(Part of a data file)
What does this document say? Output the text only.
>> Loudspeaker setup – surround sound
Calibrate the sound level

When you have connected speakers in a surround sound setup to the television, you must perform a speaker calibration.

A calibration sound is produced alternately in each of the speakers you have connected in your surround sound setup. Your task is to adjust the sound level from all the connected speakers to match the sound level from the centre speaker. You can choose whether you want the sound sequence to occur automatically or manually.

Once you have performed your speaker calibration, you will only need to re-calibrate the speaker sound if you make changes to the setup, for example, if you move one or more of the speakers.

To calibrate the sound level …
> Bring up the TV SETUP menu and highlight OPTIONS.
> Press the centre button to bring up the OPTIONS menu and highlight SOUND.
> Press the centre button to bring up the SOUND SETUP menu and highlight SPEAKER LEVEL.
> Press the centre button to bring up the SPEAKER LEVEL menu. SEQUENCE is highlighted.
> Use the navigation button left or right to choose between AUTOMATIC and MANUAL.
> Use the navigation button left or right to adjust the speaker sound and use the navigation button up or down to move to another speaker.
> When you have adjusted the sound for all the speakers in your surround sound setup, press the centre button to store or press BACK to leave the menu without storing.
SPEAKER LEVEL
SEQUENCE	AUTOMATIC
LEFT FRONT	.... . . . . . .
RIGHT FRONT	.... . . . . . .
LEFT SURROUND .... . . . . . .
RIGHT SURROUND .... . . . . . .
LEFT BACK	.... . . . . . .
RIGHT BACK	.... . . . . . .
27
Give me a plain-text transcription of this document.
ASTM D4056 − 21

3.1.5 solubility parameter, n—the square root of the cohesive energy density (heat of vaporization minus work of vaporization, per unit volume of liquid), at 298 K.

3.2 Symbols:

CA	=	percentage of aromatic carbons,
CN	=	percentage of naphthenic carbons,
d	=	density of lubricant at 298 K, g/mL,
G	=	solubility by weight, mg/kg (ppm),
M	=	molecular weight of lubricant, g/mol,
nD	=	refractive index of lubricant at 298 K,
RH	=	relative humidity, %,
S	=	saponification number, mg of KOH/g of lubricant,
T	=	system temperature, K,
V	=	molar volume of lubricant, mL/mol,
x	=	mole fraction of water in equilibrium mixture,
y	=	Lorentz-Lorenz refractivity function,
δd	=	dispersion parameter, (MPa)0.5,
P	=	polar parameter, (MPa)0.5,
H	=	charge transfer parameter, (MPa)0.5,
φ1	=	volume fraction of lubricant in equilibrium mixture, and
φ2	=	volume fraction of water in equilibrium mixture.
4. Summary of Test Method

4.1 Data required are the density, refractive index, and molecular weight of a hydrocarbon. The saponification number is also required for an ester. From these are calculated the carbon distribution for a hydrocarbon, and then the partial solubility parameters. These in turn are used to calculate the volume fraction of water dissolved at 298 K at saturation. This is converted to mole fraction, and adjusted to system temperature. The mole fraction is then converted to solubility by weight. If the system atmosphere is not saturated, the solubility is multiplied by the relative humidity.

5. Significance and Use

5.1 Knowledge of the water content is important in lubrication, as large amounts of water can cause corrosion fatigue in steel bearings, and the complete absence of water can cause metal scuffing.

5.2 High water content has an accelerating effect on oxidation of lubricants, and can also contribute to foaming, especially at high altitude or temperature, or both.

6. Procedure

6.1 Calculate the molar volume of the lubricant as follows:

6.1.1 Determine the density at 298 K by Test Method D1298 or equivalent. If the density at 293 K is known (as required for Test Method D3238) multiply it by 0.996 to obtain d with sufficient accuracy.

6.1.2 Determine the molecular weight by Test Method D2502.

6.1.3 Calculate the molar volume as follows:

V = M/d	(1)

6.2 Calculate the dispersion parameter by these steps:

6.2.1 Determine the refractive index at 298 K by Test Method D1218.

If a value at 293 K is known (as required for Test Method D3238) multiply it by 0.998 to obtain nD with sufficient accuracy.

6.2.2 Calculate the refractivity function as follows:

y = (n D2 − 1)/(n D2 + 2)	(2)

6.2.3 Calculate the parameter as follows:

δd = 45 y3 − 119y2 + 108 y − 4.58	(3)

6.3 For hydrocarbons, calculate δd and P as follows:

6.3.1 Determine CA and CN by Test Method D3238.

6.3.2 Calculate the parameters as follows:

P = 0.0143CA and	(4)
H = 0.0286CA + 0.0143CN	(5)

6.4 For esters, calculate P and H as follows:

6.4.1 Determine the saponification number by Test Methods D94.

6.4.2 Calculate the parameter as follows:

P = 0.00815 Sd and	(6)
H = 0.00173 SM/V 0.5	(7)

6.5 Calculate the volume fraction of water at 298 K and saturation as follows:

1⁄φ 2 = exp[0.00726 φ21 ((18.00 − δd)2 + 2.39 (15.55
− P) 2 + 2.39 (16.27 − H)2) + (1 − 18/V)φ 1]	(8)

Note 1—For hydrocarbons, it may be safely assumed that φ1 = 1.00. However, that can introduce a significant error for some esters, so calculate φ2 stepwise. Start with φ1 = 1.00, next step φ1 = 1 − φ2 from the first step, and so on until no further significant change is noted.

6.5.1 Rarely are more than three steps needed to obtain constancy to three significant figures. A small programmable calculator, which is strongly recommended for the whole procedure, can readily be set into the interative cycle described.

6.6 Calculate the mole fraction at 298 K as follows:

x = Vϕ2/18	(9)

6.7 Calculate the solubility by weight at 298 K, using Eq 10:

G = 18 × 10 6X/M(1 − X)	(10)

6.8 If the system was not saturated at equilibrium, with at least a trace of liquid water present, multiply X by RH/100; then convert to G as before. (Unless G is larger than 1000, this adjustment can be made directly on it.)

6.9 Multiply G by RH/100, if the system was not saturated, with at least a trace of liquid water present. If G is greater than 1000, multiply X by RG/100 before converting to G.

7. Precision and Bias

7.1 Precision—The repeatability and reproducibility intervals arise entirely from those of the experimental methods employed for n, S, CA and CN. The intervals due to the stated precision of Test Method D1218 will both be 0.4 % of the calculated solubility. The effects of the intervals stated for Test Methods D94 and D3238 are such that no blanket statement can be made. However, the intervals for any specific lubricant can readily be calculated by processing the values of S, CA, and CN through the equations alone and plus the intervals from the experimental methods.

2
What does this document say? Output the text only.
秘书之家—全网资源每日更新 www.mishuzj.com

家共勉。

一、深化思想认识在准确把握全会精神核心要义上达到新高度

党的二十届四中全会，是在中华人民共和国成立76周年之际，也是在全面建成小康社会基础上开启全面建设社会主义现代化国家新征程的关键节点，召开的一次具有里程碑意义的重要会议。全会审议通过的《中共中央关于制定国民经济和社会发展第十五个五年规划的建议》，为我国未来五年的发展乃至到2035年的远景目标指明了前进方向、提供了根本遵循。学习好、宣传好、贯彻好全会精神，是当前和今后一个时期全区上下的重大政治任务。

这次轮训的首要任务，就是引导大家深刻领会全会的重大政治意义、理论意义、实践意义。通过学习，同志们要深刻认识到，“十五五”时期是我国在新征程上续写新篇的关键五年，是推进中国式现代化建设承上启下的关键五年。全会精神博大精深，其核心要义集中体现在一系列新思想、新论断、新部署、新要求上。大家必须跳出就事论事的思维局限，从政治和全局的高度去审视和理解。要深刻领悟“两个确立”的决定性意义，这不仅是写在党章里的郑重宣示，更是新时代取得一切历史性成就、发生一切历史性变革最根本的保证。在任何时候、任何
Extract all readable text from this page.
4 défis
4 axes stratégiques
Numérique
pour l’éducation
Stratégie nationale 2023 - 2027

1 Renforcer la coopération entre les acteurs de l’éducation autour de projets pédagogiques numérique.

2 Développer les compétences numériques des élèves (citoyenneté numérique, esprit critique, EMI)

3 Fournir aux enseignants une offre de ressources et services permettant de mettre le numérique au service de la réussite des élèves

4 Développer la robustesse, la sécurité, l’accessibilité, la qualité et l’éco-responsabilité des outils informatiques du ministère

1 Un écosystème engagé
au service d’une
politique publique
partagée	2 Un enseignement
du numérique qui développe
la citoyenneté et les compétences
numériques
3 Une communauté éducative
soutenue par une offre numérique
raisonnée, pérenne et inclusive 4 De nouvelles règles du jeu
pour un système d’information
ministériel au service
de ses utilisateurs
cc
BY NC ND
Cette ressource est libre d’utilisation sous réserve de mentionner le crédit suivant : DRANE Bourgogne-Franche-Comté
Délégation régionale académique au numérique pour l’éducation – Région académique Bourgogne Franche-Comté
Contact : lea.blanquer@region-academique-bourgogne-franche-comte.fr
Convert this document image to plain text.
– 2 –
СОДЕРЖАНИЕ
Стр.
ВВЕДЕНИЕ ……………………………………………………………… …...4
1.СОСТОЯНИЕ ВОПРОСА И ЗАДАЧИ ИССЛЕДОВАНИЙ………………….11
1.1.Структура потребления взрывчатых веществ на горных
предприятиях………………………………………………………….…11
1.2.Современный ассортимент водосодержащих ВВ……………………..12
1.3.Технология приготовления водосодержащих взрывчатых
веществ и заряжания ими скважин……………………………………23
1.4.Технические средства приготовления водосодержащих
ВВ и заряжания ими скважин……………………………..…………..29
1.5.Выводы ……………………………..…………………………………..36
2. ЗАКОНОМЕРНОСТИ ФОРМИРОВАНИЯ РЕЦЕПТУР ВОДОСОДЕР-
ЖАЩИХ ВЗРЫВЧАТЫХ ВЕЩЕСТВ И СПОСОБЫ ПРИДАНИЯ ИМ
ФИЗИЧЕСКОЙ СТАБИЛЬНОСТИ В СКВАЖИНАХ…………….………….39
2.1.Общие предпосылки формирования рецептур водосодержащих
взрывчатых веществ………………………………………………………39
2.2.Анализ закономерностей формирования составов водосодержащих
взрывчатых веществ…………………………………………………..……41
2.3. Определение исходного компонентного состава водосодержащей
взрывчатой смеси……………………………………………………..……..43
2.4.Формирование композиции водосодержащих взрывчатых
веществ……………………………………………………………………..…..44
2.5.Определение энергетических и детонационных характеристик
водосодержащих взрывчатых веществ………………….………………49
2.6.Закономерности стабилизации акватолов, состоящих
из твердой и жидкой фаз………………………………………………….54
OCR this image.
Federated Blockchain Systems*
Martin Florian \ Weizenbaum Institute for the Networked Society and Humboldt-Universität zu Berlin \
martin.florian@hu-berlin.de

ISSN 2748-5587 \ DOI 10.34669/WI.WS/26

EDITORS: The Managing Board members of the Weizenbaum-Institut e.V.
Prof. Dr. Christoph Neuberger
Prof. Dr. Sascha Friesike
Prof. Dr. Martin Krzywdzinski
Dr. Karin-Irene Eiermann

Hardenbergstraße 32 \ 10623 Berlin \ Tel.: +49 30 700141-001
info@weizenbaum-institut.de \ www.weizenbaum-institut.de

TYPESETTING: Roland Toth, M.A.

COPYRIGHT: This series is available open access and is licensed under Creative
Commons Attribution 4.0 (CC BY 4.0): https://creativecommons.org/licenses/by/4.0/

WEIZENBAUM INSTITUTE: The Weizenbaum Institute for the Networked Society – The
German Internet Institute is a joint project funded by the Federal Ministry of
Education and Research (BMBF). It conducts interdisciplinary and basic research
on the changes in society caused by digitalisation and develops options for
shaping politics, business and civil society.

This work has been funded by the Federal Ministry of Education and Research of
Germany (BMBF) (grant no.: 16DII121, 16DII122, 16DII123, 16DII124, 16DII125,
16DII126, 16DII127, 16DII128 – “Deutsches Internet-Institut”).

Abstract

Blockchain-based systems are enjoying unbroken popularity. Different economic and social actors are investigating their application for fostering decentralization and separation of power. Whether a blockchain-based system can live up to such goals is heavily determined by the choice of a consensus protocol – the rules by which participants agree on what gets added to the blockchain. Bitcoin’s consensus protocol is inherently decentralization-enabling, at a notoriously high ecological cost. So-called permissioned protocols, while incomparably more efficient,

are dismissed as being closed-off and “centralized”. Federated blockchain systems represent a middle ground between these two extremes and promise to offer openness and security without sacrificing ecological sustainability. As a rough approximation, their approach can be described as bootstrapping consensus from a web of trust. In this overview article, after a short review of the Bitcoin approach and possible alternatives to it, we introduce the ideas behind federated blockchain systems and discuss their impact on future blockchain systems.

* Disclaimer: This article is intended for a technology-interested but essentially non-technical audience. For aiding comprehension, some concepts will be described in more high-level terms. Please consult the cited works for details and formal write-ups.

YOUR TASK: Copy every line above in which the string "éducation" shows up.

SOLUTION BELOW:
pour l’éducation
1 Renforcer la coopération entre les acteurs de l’éducation autour de projets pédagogiques numérique.
Délégation régionale académique au numérique pour l’éducation – Région académique Bourgogne Franche-Comté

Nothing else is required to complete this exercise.